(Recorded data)
# # # #

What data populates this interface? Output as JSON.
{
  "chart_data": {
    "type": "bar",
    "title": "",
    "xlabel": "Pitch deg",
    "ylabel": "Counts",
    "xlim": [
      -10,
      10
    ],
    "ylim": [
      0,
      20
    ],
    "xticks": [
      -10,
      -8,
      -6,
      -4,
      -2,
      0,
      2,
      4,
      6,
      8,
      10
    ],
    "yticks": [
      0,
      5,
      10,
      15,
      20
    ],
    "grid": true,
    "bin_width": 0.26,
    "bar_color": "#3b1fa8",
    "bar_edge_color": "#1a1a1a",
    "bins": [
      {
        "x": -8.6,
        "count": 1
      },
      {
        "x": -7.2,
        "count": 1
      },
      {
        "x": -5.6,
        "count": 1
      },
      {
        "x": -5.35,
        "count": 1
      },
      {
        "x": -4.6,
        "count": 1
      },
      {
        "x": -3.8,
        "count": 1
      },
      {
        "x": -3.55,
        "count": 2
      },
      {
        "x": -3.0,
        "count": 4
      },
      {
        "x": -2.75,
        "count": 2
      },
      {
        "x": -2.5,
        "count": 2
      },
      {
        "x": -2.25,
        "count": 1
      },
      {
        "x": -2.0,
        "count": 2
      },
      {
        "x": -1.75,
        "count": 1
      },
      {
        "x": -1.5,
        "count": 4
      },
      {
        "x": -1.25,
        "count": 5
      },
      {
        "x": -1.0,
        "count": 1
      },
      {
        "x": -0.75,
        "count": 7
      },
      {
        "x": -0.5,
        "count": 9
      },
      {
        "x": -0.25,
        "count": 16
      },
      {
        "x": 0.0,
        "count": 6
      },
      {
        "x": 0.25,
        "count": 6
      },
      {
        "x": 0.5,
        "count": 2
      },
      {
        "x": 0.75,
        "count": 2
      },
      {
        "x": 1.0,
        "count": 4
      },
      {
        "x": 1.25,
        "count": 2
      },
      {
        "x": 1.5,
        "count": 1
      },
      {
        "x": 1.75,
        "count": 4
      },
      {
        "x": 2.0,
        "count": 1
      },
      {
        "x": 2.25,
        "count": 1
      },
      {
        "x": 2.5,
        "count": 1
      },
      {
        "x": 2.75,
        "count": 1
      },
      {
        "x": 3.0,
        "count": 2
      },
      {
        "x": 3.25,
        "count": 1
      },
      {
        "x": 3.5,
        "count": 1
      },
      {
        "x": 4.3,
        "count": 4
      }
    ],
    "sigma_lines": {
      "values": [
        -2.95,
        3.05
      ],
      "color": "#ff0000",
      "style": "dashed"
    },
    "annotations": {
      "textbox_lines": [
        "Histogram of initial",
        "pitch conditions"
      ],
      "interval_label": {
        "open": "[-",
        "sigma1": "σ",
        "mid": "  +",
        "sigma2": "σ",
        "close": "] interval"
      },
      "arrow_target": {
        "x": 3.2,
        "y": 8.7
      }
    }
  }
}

# # # #

• WHAT IS BEING ASKED: Please reproduce all of the entries exactly as they stand.

• SOLUTION FOR THIS PROBLEM:
What data populates this interface? Output as JSON.
{
  "chart_data": {
    "type": "bar",
    "title": "",
    "xlabel": "Pitch deg",
    "ylabel": "Counts",
    "xlim": [
      -10,
      10
    ],
    "ylim": [
      0,
      20
    ],
    "xticks": [
      -10,
      -8,
      -6,
      -4,
      -2,
      0,
      2,
      4,
      6,
      8,
      10
    ],
    "yticks": [
      0,
      5,
      10,
      15,
      20
    ],
    "grid": true,
    "bin_width": 0.26,
    "bar_color": "#3b1fa8",
    "bar_edge_color": "#1a1a1a",
    "bins": [
      {
        "x": -8.6,
        "count": 1
      },
      {
        "x": -7.2,
        "count": 1
      },
      {
        "x": -5.6,
        "count": 1
      },
      {
        "x": -5.35,
        "count": 1
      },
      {
        "x": -4.6,
        "count": 1
      },
      {
        "x": -3.8,
        "count": 1
      },
      {
        "x": -3.55,
        "count": 2
      },
      {
        "x": -3.0,
        "count": 4
      },
      {
        "x": -2.75,
        "count": 2
      },
      {
        "x": -2.5,
        "count": 2
      },
      {
        "x": -2.25,
        "count": 1
      },
      {
        "x": -2.0,
        "count": 2
      },
      {
        "x": -1.75,
        "count": 1
      },
      {
        "x": -1.5,
        "count": 4
      },
      {
        "x": -1.25,
        "count": 5
      },
      {
        "x": -1.0,
        "count": 1
      },
      {
        "x": -0.75,
        "count": 7
      },
      {
        "x": -0.5,
        "count": 9
      },
      {
        "x": -0.25,
        "count": 16
      },
      {
        "x": 0.0,
        "count": 6
      },
      {
        "x": 0.25,
        "count": 6
      },
      {
        "x": 0.5,
        "count": 2
      },
      {
        "x": 0.75,
        "count": 2
      },
      {
        "x": 1.0,
        "count": 4
      },
      {
        "x": 1.25,
        "count": 2
      },
      {
        "x": 1.5,
        "count": 1
      },
      {
        "x": 1.75,
        "count": 4
      },
      {
        "x": 2.0,
        "count": 1
      },
      {
        "x": 2.25,
        "count": 1
      },
      {
        "x": 2.5,
        "count": 1
      },
      {
        "x": 2.75,
        "count": 1
      },
      {
        "x": 3.0,
        "count": 2
      },
      {
        "x": 3.25,
        "count": 1
      },
      {
        "x": 3.5,
        "count": 1
      },
      {
        "x": 4.3,
        "count": 4
      }
    ],
    "sigma_lines": {
      "values": [
        -2.95,
        3.05
      ],
      "color": "#ff0000",
      "style": "dashed"
    },
    "annotations": {
      "textbox_lines": [
        "Histogram of initial",
        "pitch conditions"
      ],
      "interval_label": {
        "open": "[-",
        "sigma1": "σ",
        "mid": "  +",
        "sigma2": "σ",
        "close": "] interval"
      },
      "arrow_target": {
        "x": 3.2,
        "y": 8.7
      }
    }
  }
}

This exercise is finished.